Stealing Home
Posted: June 13, 2009 Filed under: Diplomacy Nightmares, Human Rights | Tags: Aung San Suu Kyi, Benazir Bhutto, Iranian Elections, Mir Hossein Mousavi, Mynamar, Pakistan, Zhara Rahnavard Comments Off on Stealing Home
Any one of a certain age that attended university pre-Iranian revolution had many, many Iranian friends. I certainly did. After the revolution, many disappeared for reasons I never new. Since the hostage taking at the end of the Carter years, we now only hear disappointing things about life for the people of that country and it makes me sad. They may not have wanted to be party to the excesses of the peacock throne, but they did not deserve the poverty and intolerance that followed the overthrow. Today’s election steals more of their home.
Opposition leader Mir Houssain Musavi speaks in an open letter to the people of Iran(H/T to BB),
In the Name of God
Honorable people of Iran
The reported results of the 10th Iranians residential Election are appalling. The people who witnessed the mixture of votes in long lineups know who they have voted for and observe the wizardry of I.R.I.B (State run TV and Radio) and election officials. Now more than ever before they want to know how and by which officials this game plan has been designed. I object fully to the current procedures and obvious and abundant deviations from law on the day of election and alert people to not surrender to this dangerous plot. Dishonesty and corruption of officials as we have seen will only result in weakening the pillars of the Islamic Republic of Iran and empowers lies and dictatorships.

§ §

▸ Set task 1
In the records, from the line with "Enumerate the UI" to the line with "nav-item-label: Tickaje [1476, 31, 1548, 55]", revise the lines so that "Sin fichar" becomes "Sin registrar" and everything else stays the same.

▸ Materials provided

§ §

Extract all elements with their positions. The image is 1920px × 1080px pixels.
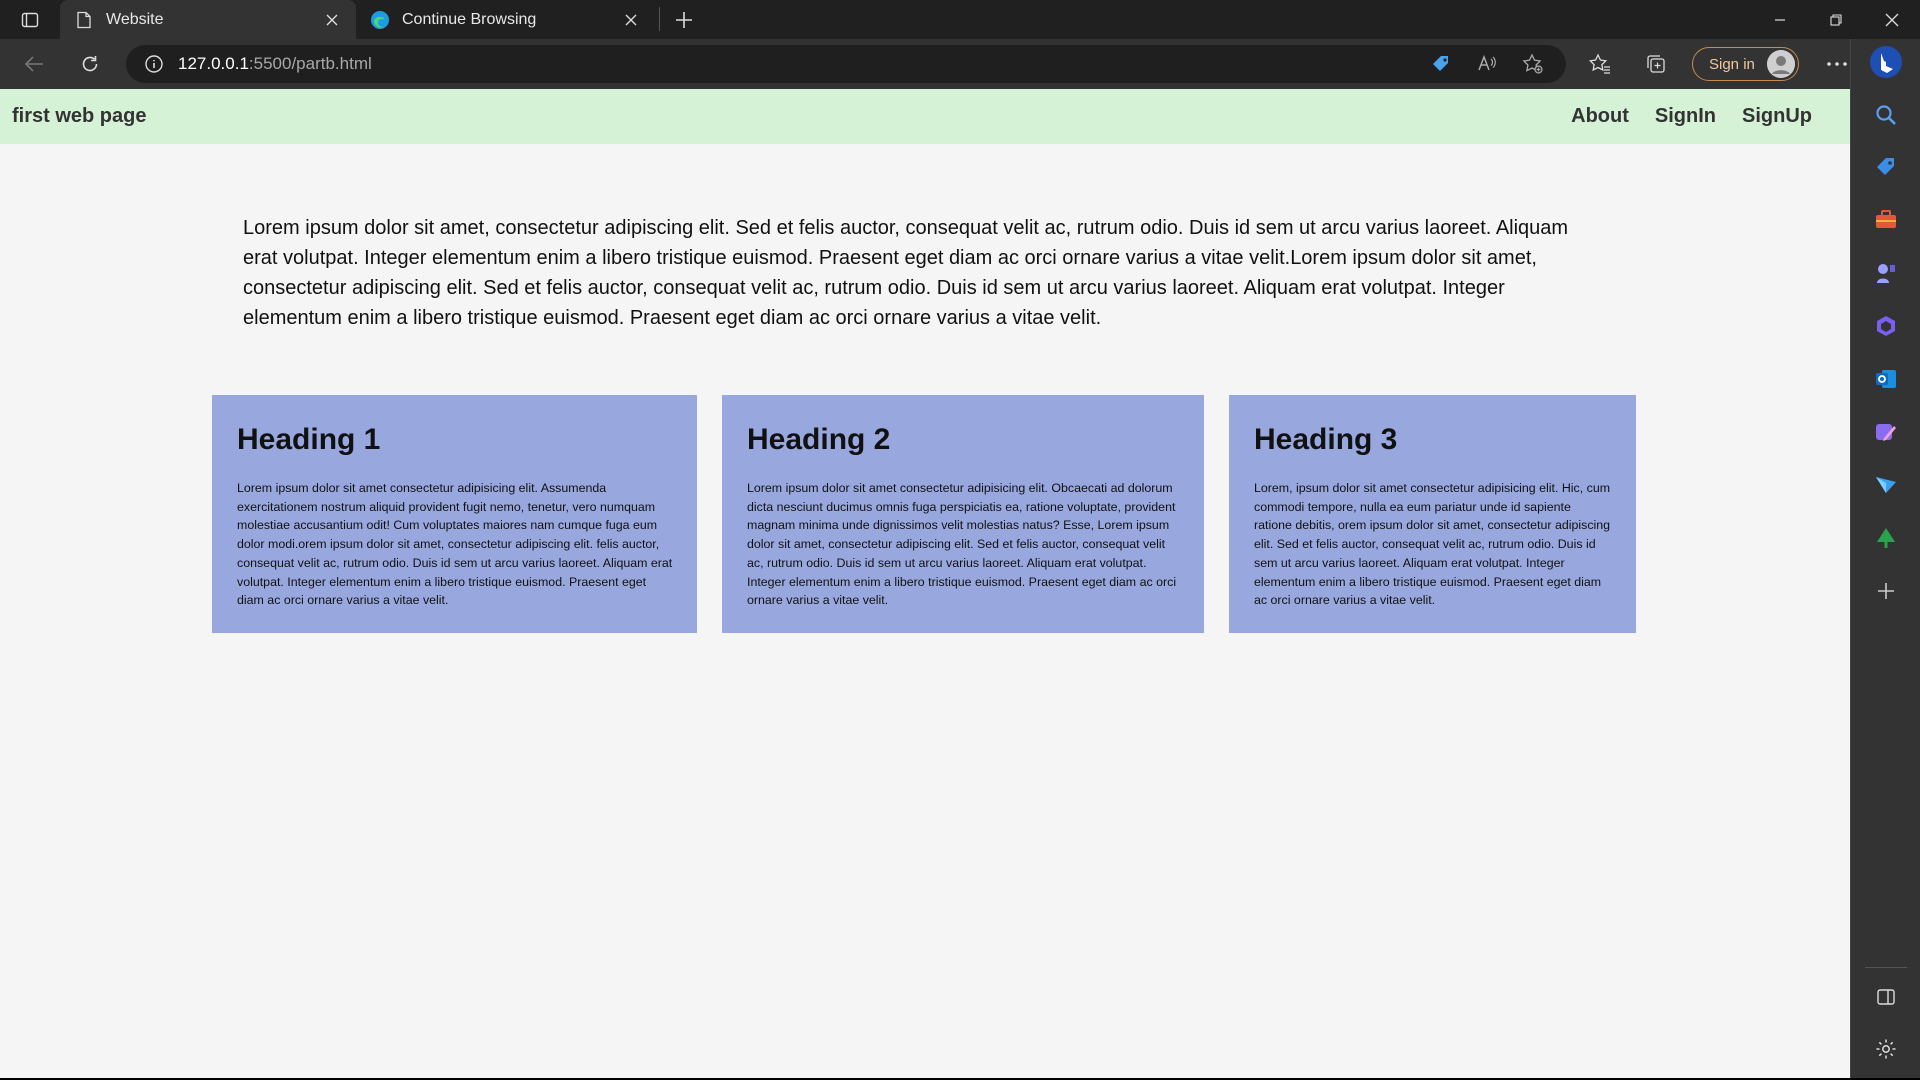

§ §

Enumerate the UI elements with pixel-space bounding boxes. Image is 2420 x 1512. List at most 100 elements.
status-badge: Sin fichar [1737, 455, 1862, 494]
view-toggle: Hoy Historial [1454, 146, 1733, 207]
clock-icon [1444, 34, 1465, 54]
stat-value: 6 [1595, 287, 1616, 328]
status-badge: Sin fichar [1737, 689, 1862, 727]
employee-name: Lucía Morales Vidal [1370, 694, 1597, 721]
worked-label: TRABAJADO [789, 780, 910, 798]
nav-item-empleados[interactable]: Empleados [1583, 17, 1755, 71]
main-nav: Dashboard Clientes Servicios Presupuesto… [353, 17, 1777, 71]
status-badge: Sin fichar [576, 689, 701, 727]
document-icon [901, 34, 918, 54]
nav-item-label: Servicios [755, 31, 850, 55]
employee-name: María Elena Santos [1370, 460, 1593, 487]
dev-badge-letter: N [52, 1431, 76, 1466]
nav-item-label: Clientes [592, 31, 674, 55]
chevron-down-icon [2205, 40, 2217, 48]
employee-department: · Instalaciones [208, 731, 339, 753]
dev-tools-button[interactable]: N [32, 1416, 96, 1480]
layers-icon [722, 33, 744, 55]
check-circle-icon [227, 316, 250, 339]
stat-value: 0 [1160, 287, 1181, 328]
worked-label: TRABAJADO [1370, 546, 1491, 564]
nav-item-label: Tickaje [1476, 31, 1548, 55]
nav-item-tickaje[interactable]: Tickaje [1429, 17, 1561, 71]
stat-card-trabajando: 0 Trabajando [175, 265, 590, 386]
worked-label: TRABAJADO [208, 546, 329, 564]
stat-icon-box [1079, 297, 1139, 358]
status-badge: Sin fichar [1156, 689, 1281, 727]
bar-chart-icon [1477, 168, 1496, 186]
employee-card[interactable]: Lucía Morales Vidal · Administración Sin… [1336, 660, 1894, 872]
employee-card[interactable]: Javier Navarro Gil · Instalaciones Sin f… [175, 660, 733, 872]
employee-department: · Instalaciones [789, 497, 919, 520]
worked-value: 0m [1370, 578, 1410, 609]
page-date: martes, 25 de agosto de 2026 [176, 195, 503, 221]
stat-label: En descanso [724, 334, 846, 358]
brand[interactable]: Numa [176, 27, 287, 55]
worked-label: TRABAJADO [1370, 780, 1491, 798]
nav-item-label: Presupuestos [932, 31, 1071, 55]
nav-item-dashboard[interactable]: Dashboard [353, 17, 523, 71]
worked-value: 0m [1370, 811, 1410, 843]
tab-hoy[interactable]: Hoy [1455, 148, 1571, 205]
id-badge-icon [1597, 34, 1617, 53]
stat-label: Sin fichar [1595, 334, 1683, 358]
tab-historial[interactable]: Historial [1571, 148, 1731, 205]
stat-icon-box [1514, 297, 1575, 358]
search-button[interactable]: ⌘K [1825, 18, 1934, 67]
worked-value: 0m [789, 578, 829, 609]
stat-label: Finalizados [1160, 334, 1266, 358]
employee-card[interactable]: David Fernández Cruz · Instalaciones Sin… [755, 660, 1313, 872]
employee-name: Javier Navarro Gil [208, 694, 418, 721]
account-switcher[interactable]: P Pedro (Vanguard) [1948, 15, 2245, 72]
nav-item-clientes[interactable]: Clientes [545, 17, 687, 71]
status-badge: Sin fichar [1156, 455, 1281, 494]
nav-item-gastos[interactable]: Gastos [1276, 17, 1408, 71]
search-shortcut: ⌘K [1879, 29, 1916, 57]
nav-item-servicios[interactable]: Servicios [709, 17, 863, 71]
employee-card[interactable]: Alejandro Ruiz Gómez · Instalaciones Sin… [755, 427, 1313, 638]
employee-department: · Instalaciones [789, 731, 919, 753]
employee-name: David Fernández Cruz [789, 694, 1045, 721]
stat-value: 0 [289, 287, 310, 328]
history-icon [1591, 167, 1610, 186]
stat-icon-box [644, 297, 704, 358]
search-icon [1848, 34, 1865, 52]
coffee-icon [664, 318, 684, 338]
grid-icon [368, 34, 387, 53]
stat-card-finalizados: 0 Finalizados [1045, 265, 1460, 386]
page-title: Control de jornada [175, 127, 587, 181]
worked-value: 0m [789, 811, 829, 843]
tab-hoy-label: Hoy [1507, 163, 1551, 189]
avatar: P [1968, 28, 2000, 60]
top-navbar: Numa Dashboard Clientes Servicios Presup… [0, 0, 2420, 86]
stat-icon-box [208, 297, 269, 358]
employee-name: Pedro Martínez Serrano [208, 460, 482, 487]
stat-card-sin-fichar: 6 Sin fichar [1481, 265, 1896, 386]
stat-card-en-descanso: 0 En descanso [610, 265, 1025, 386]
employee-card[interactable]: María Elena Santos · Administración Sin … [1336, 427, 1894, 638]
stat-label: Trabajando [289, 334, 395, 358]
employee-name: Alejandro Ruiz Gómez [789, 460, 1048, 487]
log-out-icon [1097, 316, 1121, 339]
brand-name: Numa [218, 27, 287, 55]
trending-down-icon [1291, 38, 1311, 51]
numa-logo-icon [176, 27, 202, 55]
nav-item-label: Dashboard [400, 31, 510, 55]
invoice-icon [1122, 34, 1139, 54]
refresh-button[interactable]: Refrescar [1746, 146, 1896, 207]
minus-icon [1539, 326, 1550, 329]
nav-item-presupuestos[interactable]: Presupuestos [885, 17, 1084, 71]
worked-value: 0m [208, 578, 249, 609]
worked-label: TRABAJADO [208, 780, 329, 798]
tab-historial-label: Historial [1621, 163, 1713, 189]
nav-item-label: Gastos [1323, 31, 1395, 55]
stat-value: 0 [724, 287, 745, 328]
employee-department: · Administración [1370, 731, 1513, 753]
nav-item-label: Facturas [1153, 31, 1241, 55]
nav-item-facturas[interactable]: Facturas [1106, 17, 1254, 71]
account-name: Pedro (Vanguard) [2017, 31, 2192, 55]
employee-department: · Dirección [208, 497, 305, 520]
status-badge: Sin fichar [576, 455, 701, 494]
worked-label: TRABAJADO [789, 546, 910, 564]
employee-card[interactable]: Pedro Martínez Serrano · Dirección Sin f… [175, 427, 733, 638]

§ §

▸ Set task 2
In the open letter quoted in the post about Iran's election, why are the officials' dishonesty and corruption described as dangerous?

▸ Expected answer 1
Enumerate the UI elements with pixel-space bounding boxes. Image is 2420 x 1512. List at most 100 elements.
status-badge: Sin registrar [1737, 455, 1862, 494]
view-toggle: Hoy Historial [1454, 146, 1733, 207]
clock-icon [1444, 34, 1465, 54]
stat-value: 6 [1595, 287, 1616, 328]
status-badge: Sin registrar [1737, 689, 1862, 727]
employee-name: Lucía Morales Vidal [1370, 694, 1597, 721]
worked-label: TRABAJADO [789, 780, 910, 798]
nav-item-empleados[interactable]: Empleados [1583, 17, 1755, 71]
main-nav: Dashboard Clientes Servicios Presupuesto… [353, 17, 1777, 71]
status-badge: Sin registrar [576, 689, 701, 727]
document-icon [901, 34, 918, 54]
nav-item-label: Servicios [755, 31, 850, 55]
employee-name: María Elena Santos [1370, 460, 1593, 487]
dev-badge-letter: N [52, 1431, 76, 1466]
nav-item-label: Clientes [592, 31, 674, 55]
chevron-down-icon [2205, 40, 2217, 48]
employee-department: · Instalaciones [208, 731, 339, 753]
dev-tools-button[interactable]: N [32, 1416, 96, 1480]
layers-icon [722, 33, 744, 55]
check-circle-icon [227, 316, 250, 339]
stat-value: 0 [1160, 287, 1181, 328]
worked-label: TRABAJADO [1370, 546, 1491, 564]
nav-item-label: Tickaje [1476, 31, 1548, 55]

▸ Expected answer 2
The letter says that such dishonesty and corruption will only weaken the pillars of the Islamic Republic of Iran. It also says they empower lies and dictatorships.